__RECORDS SUPPLIED__.
↓↓↓
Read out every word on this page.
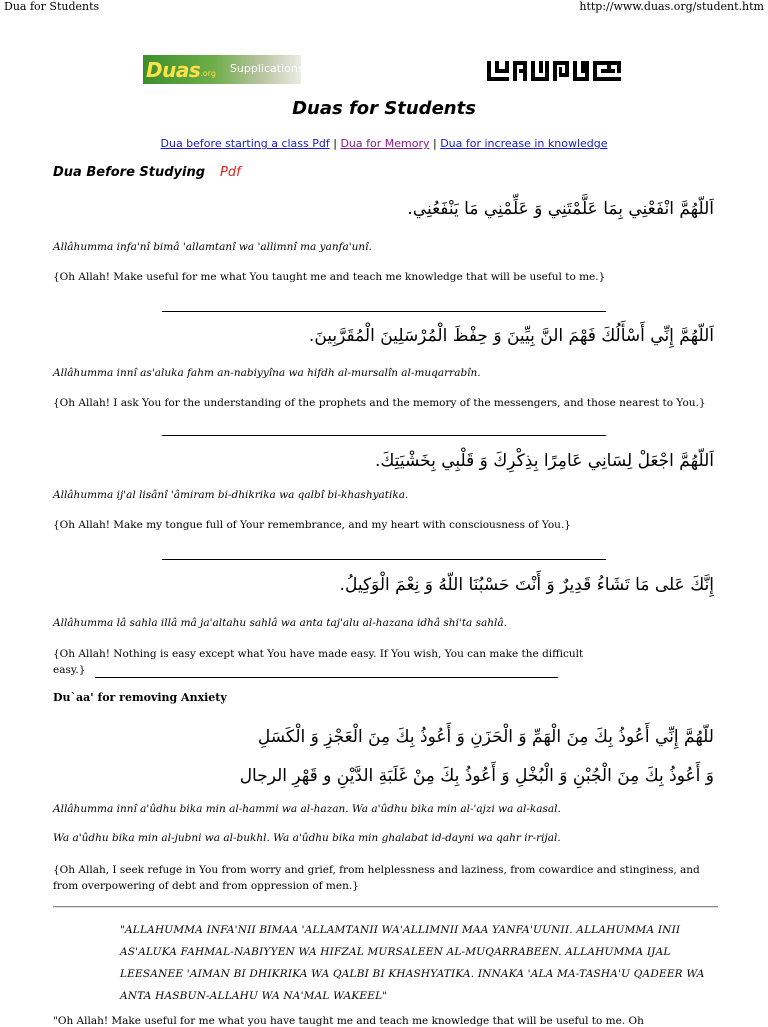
Dua for Students	http://www.duas.org/student.htm
Duas .org Supplications
Duas for Students
Dua before starting a class Pdf | Dua for Memory | Dua for increase in knowledge
Dua Before Studying Pdf
اَللّهُمَّ انْفَعْنِي بِمَا عَلَّمْتَنِي وَ عَلِّمْنِي مَا يَنْفَعُنِي.
Allâhumma infa'nî bimâ 'allamtanî wa 'allimnî ma yanfa'unî.
{Oh Allah! Make useful for me what You taught me and teach me knowledge that will be useful to me.}
اَللّهُمَّ إِنِّي أَسْأَلُكَ فَهْمَ النَّ بِيِّينَ وَ حِفْظَ الْمُرْسَلِينَ الْمُقَرَّبِينَ.
Allâhumma innî as'aluka fahm an-nabiyyîna wa hifdh al-mursalîn al-muqarrabîn.
{Oh Allah! I ask You for the understanding of the prophets and the memory of the messengers, and those nearest to You.}
اَللّهُمَّ اجْعَلْ لِسَانِي عَامِرًا بِذِكْرِكَ وَ قَلْبِي بِخَشْيَتِكَ.
Allâhumma ij'al lisânî 'âmiram bi-dhikrika wa qalbî bi-khashyatika.
{Oh Allah! Make my tongue full of Your remembrance, and my heart with consciousness of You.}
إِنَّكَ عَلى مَا تَشَاءُ قَدِيرٌ وَ أَنْتَ حَسْبُنَا اللّهُ وَ نِعْمَ الْوَكِيلُ.
Allâhumma lâ sahla illâ mâ ja'altahu sahlâ wa anta taj'alu al-hazana idhâ shi'ta sahlâ.
{Oh Allah! Nothing is easy except what You have made easy. If You wish, You can make the difficult easy.}
Du`aa' for removing Anxiety
للّهُمَّ إِنِّي أَعُوذُ بِكَ مِنَ الْهَمِّ وَ الْحَزَنِ وَ أَعُوذُ بِكَ مِنَ الْعَجْزِ وَ الْكَسَلِ
وَ أَعُوذُ بِكَ مِنَ الْجُبْنِ وَ الْبُخْلِ وَ أَعُوذُ بِكَ مِنْ غَلَبَةِ الدَّيْنِ و قَهْرِ الرجال
Allâhumma innî a'ûdhu bika min al-hammi wa al-hazan. Wa a'ûdhu bika min al-'ajzi wa al-kasal.
Wa a'ûdhu bika min al-jubni wa al-bukhl. Wa a'ûdhu bika min ghalabat id-dayni wa qahr ir-rijal.
{Oh Allah, I seek refuge in You from worry and grief, from helplessness and laziness, from cowardice and stinginess, and from overpowering of debt and from oppression of men.}
"ALLAHUMMA INFA'NII BIMAA 'ALLAMTANII WA'ALLIMNII MAA YANFA'UUNII. ALLAHUMMA INII AS'ALUKA FAHMAL-NABIYYEN WA HIFZAL MURSALEEN AL-MUQARRABEEN. ALLAHUMMA IJAL LEESANEE 'AIMAN BI DHIKRIKA WA QALBI BI KHASHYATIKA. INNAKA 'ALA MA-TASHA'U QADEER WA ANTA HASBUN-ALLAHU WA NA'MAL WAKEEL"
"Oh Allah! Make useful for me what you have taught me and teach me knowledge that will be useful to me. Oh
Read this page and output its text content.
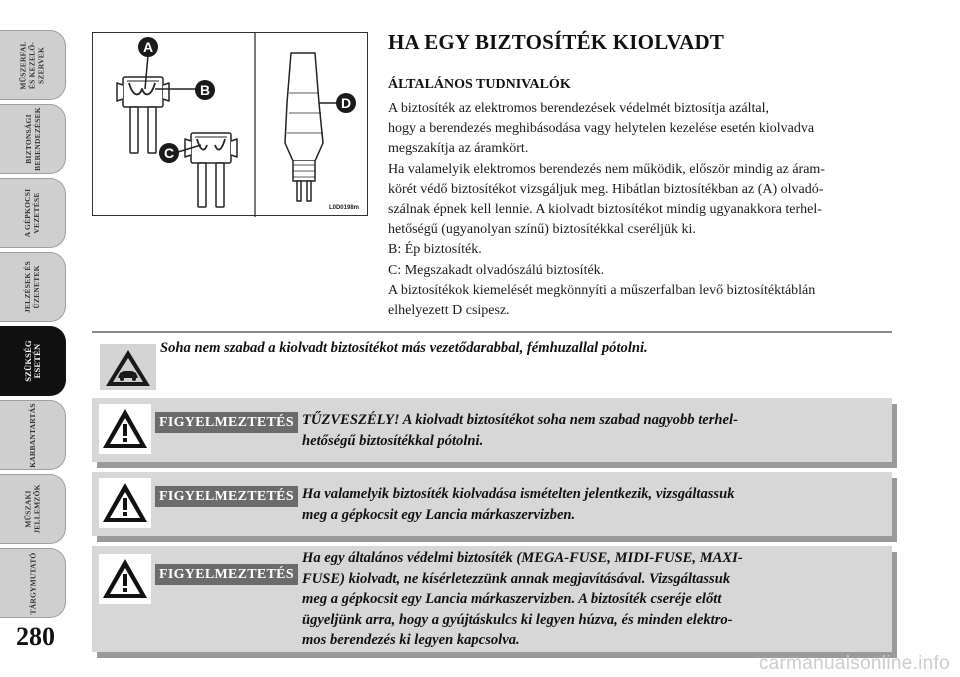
MŰSZERFAL ÉS KEZELŐ- SZERVEK
BIZTONSÁGI BERENDEZÉSEK
A GÉPKOCSI VEZETÉSE
JELZÉSEK ÉS ÜZENETEK
SZÜKSÉG ESETÉN
KARBANTARTÁS
MŰSZAKI JELLEMZŐK
TÁRGYMUTATÓ
280
A
B
C
D
L0D0198m
HA EGY BIZTOSÍTÉK KIOLVADT
ÁLTALÁNOS TUDNIVALÓK

A biztosíték az elektromos berendezések védelmét biztosítja azáltal,

hogy a berendezés meghibásodása vagy helytelen kezelése esetén kiolvadva

megszakítja az áramkört.

Ha valamelyik elektromos berendezés nem működik, először mindig az áram-

körét védő biztosítékot vizsgáljuk meg. Hibátlan biztosítékban az (A) olvadó-

szálnak épnek kell lennie. A kiolvadt biztosítékot mindig ugyanakkora terhel-

hetőségű (ugyanolyan színű) biztosítékkal cseréljük ki.

B: Ép biztosíték.

C: Megszakadt olvadószálú biztosíték.

A biztosítékok kiemelését megkönnyíti a műszerfalban levő biztosítéktáblán

elhelyezett D csipesz.

Soha nem szabad a kiolvadt biztosítékot más vezetődarabbal, fémhuzallal pótolni.
FIGYELMEZTETÉS TŰZVESZÉLY! A kiolvadt biztosítékot soha nem szabad nagyobb terhel-
hetőségű biztosítékkal pótolni.
FIGYELMEZTETÉS Ha valamelyik biztosíték kiolvadása ismételten jelentkezik, vizsgáltassuk
meg a gépkocsit egy Lancia márkaszervizben.
FIGYELMEZTETÉS
Ha egy általános védelmi biztosíték (MEGA-FUSE, MIDI-FUSE, MAXI-
FUSE) kiolvadt, ne kísérletezzünk annak megjavításával. Vizsgáltassuk
meg a gépkocsit egy Lancia márkaszervizben. A biztosíték cseréje előtt
ügyeljünk arra, hogy a gyújtáskulcs ki legyen húzva, és minden elektro-
mos berendezés ki legyen kapcsolva.
carmanualsonline.info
↑↑↑
__TASK OBJECTIVE__. Write out every entry again word for word, without any of the pictures.

__CORRECT OUTPUT__.
Read out every word on this page.
Dua for Students	http://www.duas.org/student.htm
Duas .org Supplications
Duas for Students
Dua before starting a class Pdf | Dua for Memory | Dua for increase in knowledge
Dua Before Studying Pdf
اَللّهُمَّ انْفَعْنِي بِمَا عَلَّمْتَنِي وَ عَلِّمْنِي مَا يَنْفَعُنِي.
Allâhumma infa'nî bimâ 'allamtanî wa 'allimnî ma yanfa'unî.
{Oh Allah! Make useful for me what You taught me and teach me knowledge that will be useful to me.}
اَللّهُمَّ إِنِّي أَسْأَلُكَ فَهْمَ النَّ بِيِّينَ وَ حِفْظَ الْمُرْسَلِينَ الْمُقَرَّبِينَ.
Allâhumma innî as'aluka fahm an-nabiyyîna wa hifdh al-mursalîn al-muqarrabîn.
{Oh Allah! I ask You for the understanding of the prophets and the memory of the messengers, and those nearest to You.}
اَللّهُمَّ اجْعَلْ لِسَانِي عَامِرًا بِذِكْرِكَ وَ قَلْبِي بِخَشْيَتِكَ.
Allâhumma ij'al lisânî 'âmiram bi-dhikrika wa qalbî bi-khashyatika.
{Oh Allah! Make my tongue full of Your remembrance, and my heart with consciousness of You.}
إِنَّكَ عَلى مَا تَشَاءُ قَدِيرٌ وَ أَنْتَ حَسْبُنَا اللّهُ وَ نِعْمَ الْوَكِيلُ.
Allâhumma lâ sahla illâ mâ ja'altahu sahlâ wa anta taj'alu al-hazana idhâ shi'ta sahlâ.
{Oh Allah! Nothing is easy except what You have made easy. If You wish, You can make the difficult easy.}
Du`aa' for removing Anxiety
للّهُمَّ إِنِّي أَعُوذُ بِكَ مِنَ الْهَمِّ وَ الْحَزَنِ وَ أَعُوذُ بِكَ مِنَ الْعَجْزِ وَ الْكَسَلِ
وَ أَعُوذُ بِكَ مِنَ الْجُبْنِ وَ الْبُخْلِ وَ أَعُوذُ بِكَ مِنْ غَلَبَةِ الدَّيْنِ و قَهْرِ الرجال
Allâhumma innî a'ûdhu bika min al-hammi wa al-hazan. Wa a'ûdhu bika min al-'ajzi wa al-kasal.
Wa a'ûdhu bika min al-jubni wa al-bukhl. Wa a'ûdhu bika min ghalabat id-dayni wa qahr ir-rijal.
{Oh Allah, I seek refuge in You from worry and grief, from helplessness and laziness, from cowardice and stinginess, and from overpowering of debt and from oppression of men.}
"ALLAHUMMA INFA'NII BIMAA 'ALLAMTANII WA'ALLIMNII MAA YANFA'UUNII. ALLAHUMMA INII AS'ALUKA FAHMAL-NABIYYEN WA HIFZAL MURSALEEN AL-MUQARRABEEN. ALLAHUMMA IJAL LEESANEE 'AIMAN BI DHIKRIKA WA QALBI BI KHASHYATIKA. INNAKA 'ALA MA-TASHA'U QADEER WA ANTA HASBUN-ALLAHU WA NA'MAL WAKEEL"
"Oh Allah! Make useful for me what you have taught me and teach me knowledge that will be useful to me. Oh
Read this page and output its text content.
MŰSZERFAL ÉS KEZELŐ- SZERVEK
BIZTONSÁGI BERENDEZÉSEK
A GÉPKOCSI VEZETÉSE
JELZÉSEK ÉS ÜZENETEK
SZÜKSÉG ESETÉN
KARBANTARTÁS
MŰSZAKI JELLEMZŐK
TÁRGYMUTATÓ
280
A
B
C
D
L0D0198m
HA EGY BIZTOSÍTÉK KIOLVADT
ÁLTALÁNOS TUDNIVALÓK

A biztosíték az elektromos berendezések védelmét biztosítja azáltal,

hogy a berendezés meghibásodása vagy helytelen kezelése esetén kiolvadva

megszakítja az áramkört.

Ha valamelyik elektromos berendezés nem működik, először mindig az áram-

körét védő biztosítékot vizsgáljuk meg. Hibátlan biztosítékban az (A) olvadó-

szálnak épnek kell lennie. A kiolvadt biztosítékot mindig ugyanakkora terhel-

hetőségű (ugyanolyan színű) biztosítékkal cseréljük ki.

B: Ép biztosíték.

C: Megszakadt olvadószálú biztosíték.

A biztosítékok kiemelését megkönnyíti a műszerfalban levő biztosítéktáblán

elhelyezett D csipesz.

Soha nem szabad a kiolvadt biztosítékot más vezetődarabbal, fémhuzallal pótolni.
FIGYELMEZTETÉS TŰZVESZÉLY! A kiolvadt biztosítékot soha nem szabad nagyobb terhel-
hetőségű biztosítékkal pótolni.
FIGYELMEZTETÉS Ha valamelyik biztosíték kiolvadása ismételten jelentkezik, vizsgáltassuk
meg a gépkocsit egy Lancia márkaszervizben.
FIGYELMEZTETÉS
Ha egy általános védelmi biztosíték (MEGA-FUSE, MIDI-FUSE, MAXI-
FUSE) kiolvadt, ne kísérletezzünk annak megjavításával. Vizsgáltassuk
meg a gépkocsit egy Lancia márkaszervizben. A biztosíték cseréje előtt
ügyeljünk arra, hogy a gyújtáskulcs ki legyen húzva, és minden elektro-
mos berendezés ki legyen kapcsolva.
carmanualsonline.info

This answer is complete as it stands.